Bir Soru : Sosyal Medya Bölen Bir Güç Haline Mi Geldi? I Paolo Gerbaudo- Christian Fuchs- Lizzie O’Shea- Geert Lovink
Bir Soru, sorulan tek soruya önde gelen
düşünürlerin verdikleri kısa cevapların yayımlandığı düzenli bir dizidir.
Ancak son yıllarda toplumun nazarında sosyal medyanın daha çok aşırı sağ için bir silah haline geldiği düşünülmektedir. Dikkat çekecek biçimde Brexit, Donald Trump’ın seçimi ve öteki sağcı popülist isyanlar oldukça güçlü sosyal medya bileşenine sahipti. Bundan başka sosyal medya platformlarının; sahte haberler, aşırı sağ (alt-right)*, her türlü saldırganlık ve sembolik şiddet biçimlerine ne kadar elverişli olduğunu ve daha önce yalnızlaştırılan ve soyutlanan (isolation) ve ötekileştirilen (marginalisation) fanatikleri nasıl cesaretlendirdiğini fark ettik.
Bu ayın
sorusu : Sosyal medya, bölen bir güç haline
mi geldi?
Cevap
verenler : Paolo
Gerbaudo, Christian Fuchs, Lizzie O’Shea, Geert Lovink, Eva Anduiza, Joss
Hands, Zizi Papacharissi, Alfie Bown, Panos Kompatsiaris, Eugenia Siapera, Eran
Fisher, Dal Yong Jin, Tanja Bosch.
Londra King Koleji’nde Dijital Kültür Merkezi
Müdürü. Tweetler ve Sokaklar (Tweets and the Streets; Pluto, 2012) Maske ve
Bayrak (The Mask and the Flag; Hurst, 2017) ve Dijital Parti (The Digital
Party; Pluto, 2018) kitaplarının yazarı
Sosyal medya ve politikaları tartışmalarında 180 derecelik
bir dönüş olduğunu söylemek adildir. 2000’lerin sonlarında sosyal medya ve
politikalarına dair ilk görüşlerde; demokratik potansiyeline dair oldukça fazla
umut vardı. Hillary Clinton tarafından
yürütülen Birleşik Devletler Dışişleri Bakanlığı İnternet Özgürlüğü gündemi
sosyal medyanın pek çok otoriter ülkede ifade özgürlüğünün ve demokrasinin
habercisi olabileceğini özellikle vurguladı. 2011’deki Arap Baharı (the Arap
Spring) ve arkasından gelen İspanya’daki Öfkeliler (Indignados)’tan Birleşik
Devletlerdeki Wall Street’i İşgal Et’e kadar (Occupy Wall Street) hareket
dalgası bu fikrin kanıtı gibi göründü.

Sağlanan Malzeme —

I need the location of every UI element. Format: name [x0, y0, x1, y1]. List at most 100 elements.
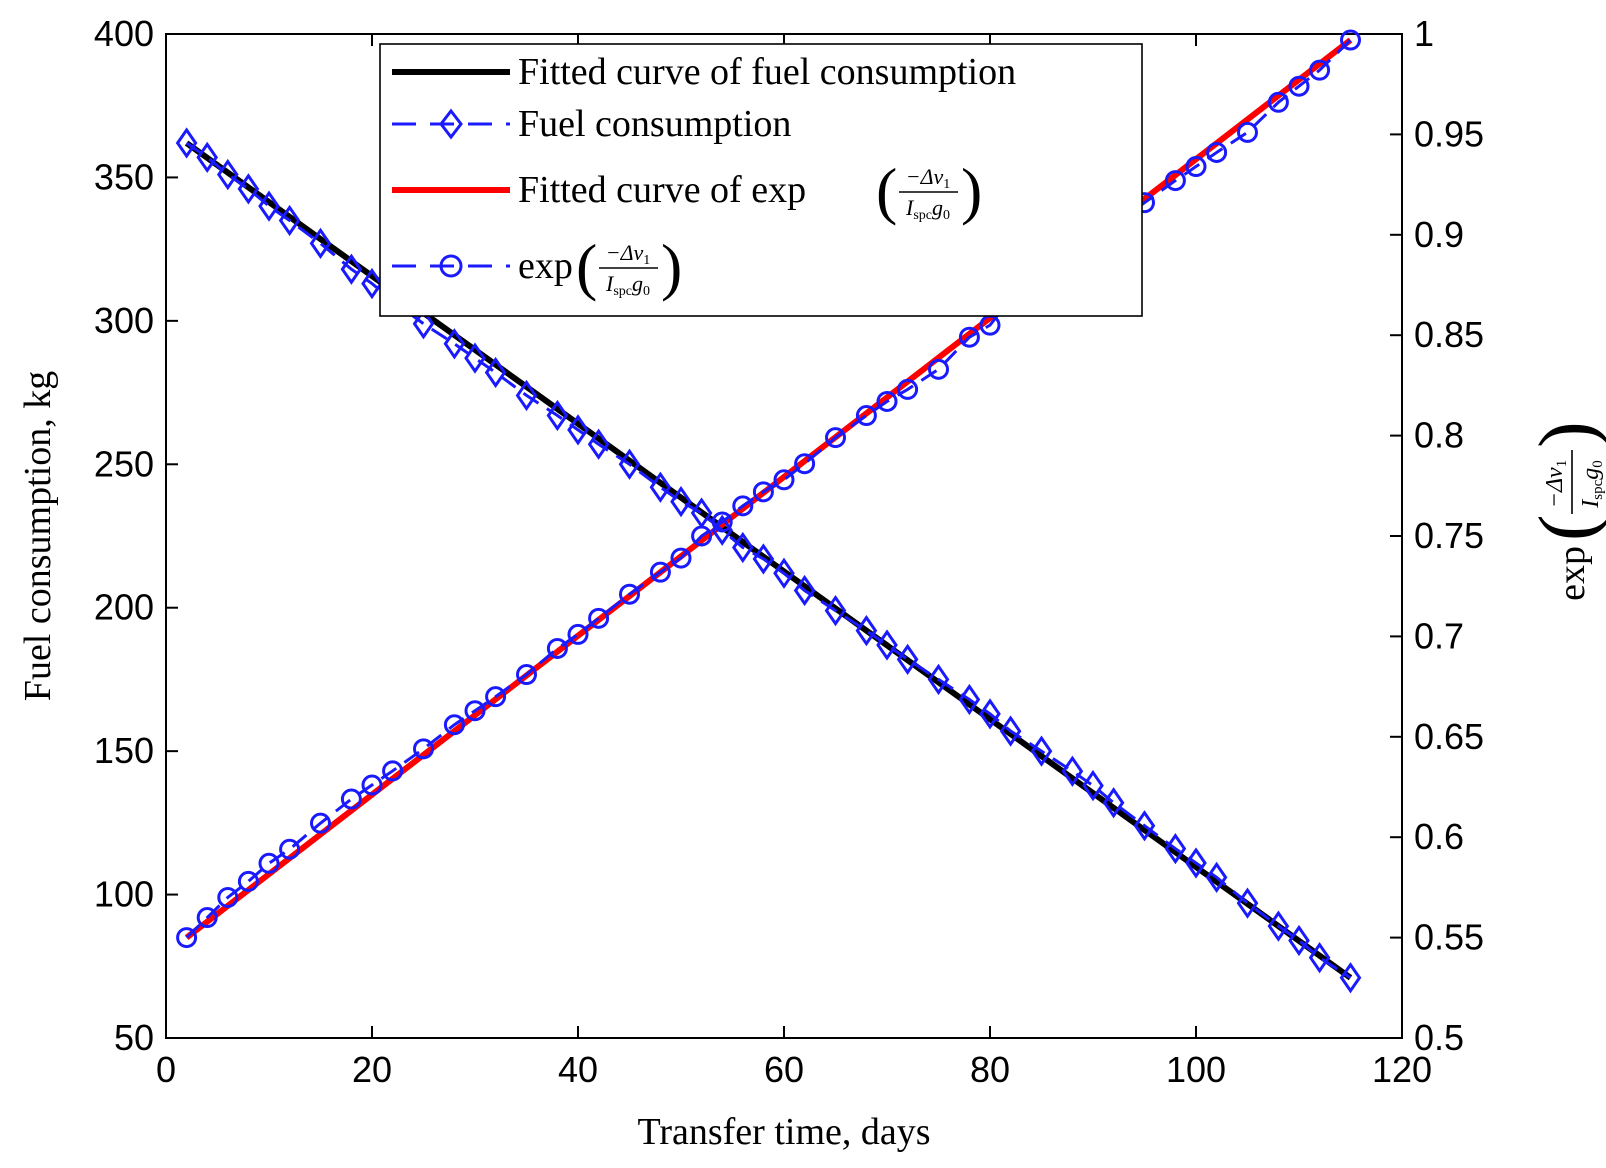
fuel-point	[237, 173, 260, 205]
fuel-point	[196, 141, 219, 173]
fuel-point	[1236, 887, 1259, 919]
x-axis-ticks: 0 20 40 60 80 100 120	[156, 34, 1432, 1090]
fuel-point	[515, 379, 538, 412]
exp-point	[237, 870, 259, 892]
exp-point	[546, 637, 568, 659]
legend-fitted-exp-paren-right: )	[961, 155, 982, 226]
exp-point	[382, 760, 404, 782]
exp-point	[711, 511, 733, 533]
exp-point	[928, 358, 949, 380]
exp-point	[413, 738, 434, 760]
legend-exp-denominator: Ispcg0	[605, 271, 650, 299]
legend-fitted-exp-denominator: Ispcg0	[905, 195, 950, 223]
exp-point	[176, 927, 198, 949]
y-right-tick-label: 0.75	[1414, 515, 1484, 556]
exp-point	[1206, 141, 1228, 163]
legend-entry-fitted-fuel: Fitted curve of fuel consumption	[392, 51, 1016, 93]
exp-point	[340, 788, 362, 810]
legend-exp-numerator: −Δv1	[606, 240, 651, 268]
fuel-point	[1082, 769, 1104, 802]
y-right-axis-label: exp ( −Δv1 Ispcg0 )	[1524, 421, 1606, 601]
legend-fitted-exp-numerator: −Δv1	[906, 164, 951, 192]
y-left-tick-label: 150	[94, 730, 154, 771]
fuel-point	[824, 594, 847, 627]
fuel-point	[484, 356, 507, 389]
exp-point	[310, 812, 331, 834]
legend-label-fitted-fuel: Fitted curve of fuel consumption	[518, 51, 1016, 93]
fuel-point	[278, 204, 301, 237]
exp-point	[485, 686, 507, 708]
exp-point	[897, 378, 919, 400]
fuel-point	[793, 574, 816, 607]
fuel-point	[1288, 924, 1310, 957]
exp-point	[649, 561, 671, 583]
exp-point	[619, 583, 640, 605]
y-right-tick-label: 0.6	[1414, 816, 1464, 857]
y-left-tick-label: 100	[94, 874, 154, 915]
y-left-tick-label: 250	[94, 443, 154, 484]
fuel-point	[876, 629, 898, 661]
exp-point	[361, 774, 383, 796]
exp-point	[196, 907, 218, 929]
fuel-point	[927, 663, 950, 696]
y-right-tick-label: 0.95	[1414, 113, 1484, 154]
y-right-frac-denominator: Ispcg0	[1578, 460, 1606, 509]
fuel-point	[1102, 787, 1125, 819]
y-right-axis-ticks: 0.5 0.55 0.6 0.65 0.7 0.75 0.8 0.85 0.9 0.95 1	[1390, 13, 1484, 1058]
exp-point	[516, 664, 537, 686]
y-left-tick-label: 50	[114, 1017, 154, 1058]
exp-point	[958, 326, 980, 348]
y-right-paren-left: (	[1524, 514, 1606, 541]
legend-box	[379, 43, 1143, 317]
fuel-point	[958, 683, 981, 716]
exp-point	[1340, 29, 1361, 51]
legend-exp-paren-left: (	[576, 231, 597, 302]
exp-point	[1185, 156, 1207, 178]
y-left-tick-label: 350	[94, 156, 154, 197]
fuel-point	[999, 715, 1022, 747]
fuel-point	[1267, 910, 1290, 942]
exp-point	[1288, 75, 1310, 97]
fuel-point	[464, 342, 486, 374]
exp-point	[588, 607, 610, 629]
fuel-point	[175, 127, 198, 159]
fuel-point	[649, 471, 672, 503]
legend-entry-fitted-exp: Fitted curve of exp ( −Δv1 Ispcg0 )	[392, 155, 982, 226]
fuel-point	[1339, 962, 1362, 994]
legend: Fitted curve of fuel consumption Fuel co…	[379, 43, 1143, 317]
y-right-tick-label: 0.8	[1414, 415, 1464, 456]
y-right-tick-label: 0.85	[1414, 314, 1484, 355]
fuel-point	[1308, 942, 1331, 974]
y-right-axis-label-text: exp	[1551, 546, 1593, 601]
fuel-point	[361, 267, 383, 300]
y-right-paren-right: )	[1524, 421, 1606, 448]
x-tick-label: 80	[970, 1049, 1010, 1090]
exp-point	[217, 886, 239, 908]
exp-point	[464, 700, 486, 722]
exp-point	[1164, 170, 1186, 192]
x-tick-label: 100	[1166, 1049, 1226, 1090]
fuel-point	[711, 514, 734, 546]
exp-point	[443, 714, 465, 736]
fuel-point	[752, 543, 775, 575]
exp-point	[1309, 59, 1331, 81]
legend-label-fitted-exp: Fitted curve of exp	[518, 169, 806, 211]
fuel-point	[1133, 810, 1156, 842]
x-tick-label: 60	[764, 1049, 804, 1090]
fuel-point	[309, 227, 332, 260]
legend-fitted-exp-paren-left: (	[876, 155, 897, 226]
x-tick-label: 20	[352, 1049, 392, 1090]
y-right-tick-label: 0.7	[1414, 615, 1464, 656]
exp-point	[794, 453, 816, 475]
fuel-point	[567, 414, 589, 446]
fuel-point	[731, 531, 754, 564]
fuel-point	[855, 615, 878, 647]
legend-label-exp: exp	[518, 245, 573, 287]
fuel-point	[1164, 833, 1187, 865]
y-right-tick-label: 0.65	[1414, 716, 1484, 757]
y-right-tick-label: 0.5	[1414, 1017, 1464, 1058]
exp-point	[752, 481, 774, 503]
y-left-tick-label: 200	[94, 587, 154, 628]
exp-point	[691, 525, 713, 547]
legend-exp-paren-right: )	[661, 231, 682, 302]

Verilen Görev — Sosyal medya metninin "Ancak son yıllarda" ile başlayıp "Jin, Tanja Bosch." ifadesine kadar devam eden kısmını "fanatikleri" yerine "aşırılıkçıları" getirerek düzenler misin? Kayıtlar başka bir kaynaktan alınmıştır.

Görev Yanıtı —
Ancak son yıllarda toplumun nazarında sosyal medyanın daha çok aşırı sağ için bir silah haline geldiği düşünülmektedir. Dikkat çekecek biçimde Brexit, Donald Trump’ın seçimi ve öteki sağcı popülist isyanlar oldukça güçlü sosyal medya bileşenine sahipti. Bundan başka sosyal medya platformlarının; sahte haberler, aşırı sağ (alt-right)*, her türlü saldırganlık ve sembolik şiddet biçimlerine ne kadar elverişli olduğunu ve daha önce yalnızlaştırılan ve soyutlanan (isolation) ve ötekileştirilen (marginalisation) aşırılıkçıları nasıl cesaretlendirdiğini fark ettik.
Bu ayın
sorusu : Sosyal medya, bölen bir güç haline
mi geldi?
Cevap
verenler : Paolo
Gerbaudo, Christian Fuchs, Lizzie O’Shea, Geert Lovink, Eva Anduiza, Joss
Hands, Zizi Papacharissi, Alfie Bown, Panos Kompatsiaris, Eugenia Siapera, Eran
Fisher, Dal Yong Jin, Tanja Bosch.